◆ Task data:

start

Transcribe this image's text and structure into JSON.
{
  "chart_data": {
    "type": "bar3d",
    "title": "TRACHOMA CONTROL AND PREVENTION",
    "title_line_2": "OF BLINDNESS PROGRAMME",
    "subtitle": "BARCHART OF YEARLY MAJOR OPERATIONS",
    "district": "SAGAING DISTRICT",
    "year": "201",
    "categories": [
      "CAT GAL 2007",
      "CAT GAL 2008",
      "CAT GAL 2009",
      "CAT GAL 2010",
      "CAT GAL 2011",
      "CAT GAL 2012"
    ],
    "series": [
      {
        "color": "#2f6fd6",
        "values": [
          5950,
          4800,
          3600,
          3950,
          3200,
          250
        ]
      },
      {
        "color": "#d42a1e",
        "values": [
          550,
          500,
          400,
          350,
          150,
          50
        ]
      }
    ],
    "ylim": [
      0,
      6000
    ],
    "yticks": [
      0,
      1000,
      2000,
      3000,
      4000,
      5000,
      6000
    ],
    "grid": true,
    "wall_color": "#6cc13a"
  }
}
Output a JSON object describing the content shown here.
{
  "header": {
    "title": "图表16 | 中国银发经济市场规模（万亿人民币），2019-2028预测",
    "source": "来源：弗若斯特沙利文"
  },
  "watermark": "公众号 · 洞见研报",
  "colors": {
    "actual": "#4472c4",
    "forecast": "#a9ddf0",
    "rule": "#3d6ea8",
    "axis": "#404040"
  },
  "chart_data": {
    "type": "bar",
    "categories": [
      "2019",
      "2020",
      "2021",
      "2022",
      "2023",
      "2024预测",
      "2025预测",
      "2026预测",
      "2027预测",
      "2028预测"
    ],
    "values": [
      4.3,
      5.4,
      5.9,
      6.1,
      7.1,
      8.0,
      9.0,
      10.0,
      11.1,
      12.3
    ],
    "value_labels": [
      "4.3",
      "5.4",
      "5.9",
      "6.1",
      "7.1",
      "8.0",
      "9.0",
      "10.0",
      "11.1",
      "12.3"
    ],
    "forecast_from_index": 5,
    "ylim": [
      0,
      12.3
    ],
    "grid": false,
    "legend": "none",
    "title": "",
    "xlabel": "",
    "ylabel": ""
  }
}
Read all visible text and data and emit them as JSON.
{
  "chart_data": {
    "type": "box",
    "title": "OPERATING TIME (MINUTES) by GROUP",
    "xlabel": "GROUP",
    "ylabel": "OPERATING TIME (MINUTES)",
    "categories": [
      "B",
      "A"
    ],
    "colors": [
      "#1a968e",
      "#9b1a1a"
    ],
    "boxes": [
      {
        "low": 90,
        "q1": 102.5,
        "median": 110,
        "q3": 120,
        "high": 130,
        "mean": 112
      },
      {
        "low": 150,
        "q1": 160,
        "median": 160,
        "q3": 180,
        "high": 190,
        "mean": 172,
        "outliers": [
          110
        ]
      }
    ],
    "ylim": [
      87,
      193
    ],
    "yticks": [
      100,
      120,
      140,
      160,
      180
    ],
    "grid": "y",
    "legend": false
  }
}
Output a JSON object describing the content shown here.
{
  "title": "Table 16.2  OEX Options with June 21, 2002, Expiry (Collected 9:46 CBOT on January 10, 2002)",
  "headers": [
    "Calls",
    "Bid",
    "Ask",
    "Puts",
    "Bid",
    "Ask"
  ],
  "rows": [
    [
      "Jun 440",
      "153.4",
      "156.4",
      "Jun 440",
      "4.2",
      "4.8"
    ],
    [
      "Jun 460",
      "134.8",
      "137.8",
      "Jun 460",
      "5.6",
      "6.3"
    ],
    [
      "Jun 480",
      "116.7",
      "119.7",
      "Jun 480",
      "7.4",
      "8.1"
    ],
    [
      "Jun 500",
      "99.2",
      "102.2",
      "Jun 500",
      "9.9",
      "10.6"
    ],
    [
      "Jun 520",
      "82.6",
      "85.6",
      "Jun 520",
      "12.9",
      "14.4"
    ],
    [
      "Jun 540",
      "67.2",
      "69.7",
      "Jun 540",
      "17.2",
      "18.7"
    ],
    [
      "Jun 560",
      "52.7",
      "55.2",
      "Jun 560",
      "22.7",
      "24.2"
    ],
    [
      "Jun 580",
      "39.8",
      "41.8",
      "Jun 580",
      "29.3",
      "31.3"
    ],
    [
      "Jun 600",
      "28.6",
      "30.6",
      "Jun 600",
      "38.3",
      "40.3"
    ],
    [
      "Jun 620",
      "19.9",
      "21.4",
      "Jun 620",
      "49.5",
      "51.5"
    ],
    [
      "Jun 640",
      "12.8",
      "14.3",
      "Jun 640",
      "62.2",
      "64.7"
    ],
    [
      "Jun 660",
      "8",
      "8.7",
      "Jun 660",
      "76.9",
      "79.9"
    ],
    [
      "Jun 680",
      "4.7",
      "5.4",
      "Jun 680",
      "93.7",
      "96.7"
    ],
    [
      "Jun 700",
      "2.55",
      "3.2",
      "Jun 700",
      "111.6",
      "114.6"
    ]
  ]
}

end

◆ Task to carry out: Write out the records shown above, exactly as they appear.

◆ Reply:
Transcribe this image's text and structure into JSON.
{
  "chart_data": {
    "type": "bar3d",
    "title": "TRACHOMA CONTROL AND PREVENTION",
    "title_line_2": "OF BLINDNESS PROGRAMME",
    "subtitle": "BARCHART OF YEARLY MAJOR OPERATIONS",
    "district": "SAGAING DISTRICT",
    "year": "201",
    "categories": [
      "CAT GAL 2007",
      "CAT GAL 2008",
      "CAT GAL 2009",
      "CAT GAL 2010",
      "CAT GAL 2011",
      "CAT GAL 2012"
    ],
    "series": [
      {
        "color": "#2f6fd6",
        "values": [
          5950,
          4800,
          3600,
          3950,
          3200,
          250
        ]
      },
      {
        "color": "#d42a1e",
        "values": [
          550,
          500,
          400,
          350,
          150,
          50
        ]
      }
    ],
    "ylim": [
      0,
      6000
    ],
    "yticks": [
      0,
      1000,
      2000,
      3000,
      4000,
      5000,
      6000
    ],
    "grid": true,
    "wall_color": "#6cc13a"
  }
}
Output a JSON object describing the content shown here.
{
  "header": {
    "title": "图表16 | 中国银发经济市场规模（万亿人民币），2019-2028预测",
    "source": "来源：弗若斯特沙利文"
  },
  "watermark": "公众号 · 洞见研报",
  "colors": {
    "actual": "#4472c4",
    "forecast": "#a9ddf0",
    "rule": "#3d6ea8",
    "axis": "#404040"
  },
  "chart_data": {
    "type": "bar",
    "categories": [
      "2019",
      "2020",
      "2021",
      "2022",
      "2023",
      "2024预测",
      "2025预测",
      "2026预测",
      "2027预测",
      "2028预测"
    ],
    "values": [
      4.3,
      5.4,
      5.9,
      6.1,
      7.1,
      8.0,
      9.0,
      10.0,
      11.1,
      12.3
    ],
    "value_labels": [
      "4.3",
      "5.4",
      "5.9",
      "6.1",
      "7.1",
      "8.0",
      "9.0",
      "10.0",
      "11.1",
      "12.3"
    ],
    "forecast_from_index": 5,
    "ylim": [
      0,
      12.3
    ],
    "grid": false,
    "legend": "none",
    "title": "",
    "xlabel": "",
    "ylabel": ""
  }
}
Read all visible text and data and emit them as JSON.
{
  "chart_data": {
    "type": "box",
    "title": "OPERATING TIME (MINUTES) by GROUP",
    "xlabel": "GROUP",
    "ylabel": "OPERATING TIME (MINUTES)",
    "categories": [
      "B",
      "A"
    ],
    "colors": [
      "#1a968e",
      "#9b1a1a"
    ],
    "boxes": [
      {
        "low": 90,
        "q1": 102.5,
        "median": 110,
        "q3": 120,
        "high": 130,
        "mean": 112
      },
      {
        "low": 150,
        "q1": 160,
        "median": 160,
        "q3": 180,
        "high": 190,
        "mean": 172,
        "outliers": [
          110
        ]
      }
    ],
    "ylim": [
      87,
      193
    ],
    "yticks": [
      100,
      120,
      140,
      160,
      180
    ],
    "grid": "y",
    "legend": false
  }
}
Output a JSON object describing the content shown here.
{
  "title": "Table 16.2  OEX Options with June 21, 2002, Expiry (Collected 9:46 CBOT on January 10, 2002)",
  "headers": [
    "Calls",
    "Bid",
    "Ask",
    "Puts",
    "Bid",
    "Ask"
  ],
  "rows": [
    [
      "Jun 440",
      "153.4",
      "156.4",
      "Jun 440",
      "4.2",
      "4.8"
    ],
    [
      "Jun 460",
      "134.8",
      "137.8",
      "Jun 460",
      "5.6",
      "6.3"
    ],
    [
      "Jun 480",
      "116.7",
      "119.7",
      "Jun 480",
      "7.4",
      "8.1"
    ],
    [
      "Jun 500",
      "99.2",
      "102.2",
      "Jun 500",
      "9.9",
      "10.6"
    ],
    [
      "Jun 520",
      "82.6",
      "85.6",
      "Jun 520",
      "12.9",
      "14.4"
    ],
    [
      "Jun 540",
      "67.2",
      "69.7",
      "Jun 540",
      "17.2",
      "18.7"
    ],
    [
      "Jun 560",
      "52.7",
      "55.2",
      "Jun 560",
      "22.7",
      "24.2"
    ],
    [
      "Jun 580",
      "39.8",
      "41.8",
      "Jun 580",
      "29.3",
      "31.3"
    ],
    [
      "Jun 600",
      "28.6",
      "30.6",
      "Jun 600",
      "38.3",
      "40.3"
    ],
    [
      "Jun 620",
      "19.9",
      "21.4",
      "Jun 620",
      "49.5",
      "51.5"
    ],
    [
      "Jun 640",
      "12.8",
      "14.3",
      "Jun 640",
      "62.2",
      "64.7"
    ],
    [
      "Jun 660",
      "8",
      "8.7",
      "Jun 660",
      "76.9",
      "79.9"
    ],
    [
      "Jun 680",
      "4.7",
      "5.4",
      "Jun 680",
      "93.7",
      "96.7"
    ],
    [
      "Jun 700",
      "2.55",
      "3.2",
      "Jun 700",
      "111.6",
      "114.6"
    ]
  ]
}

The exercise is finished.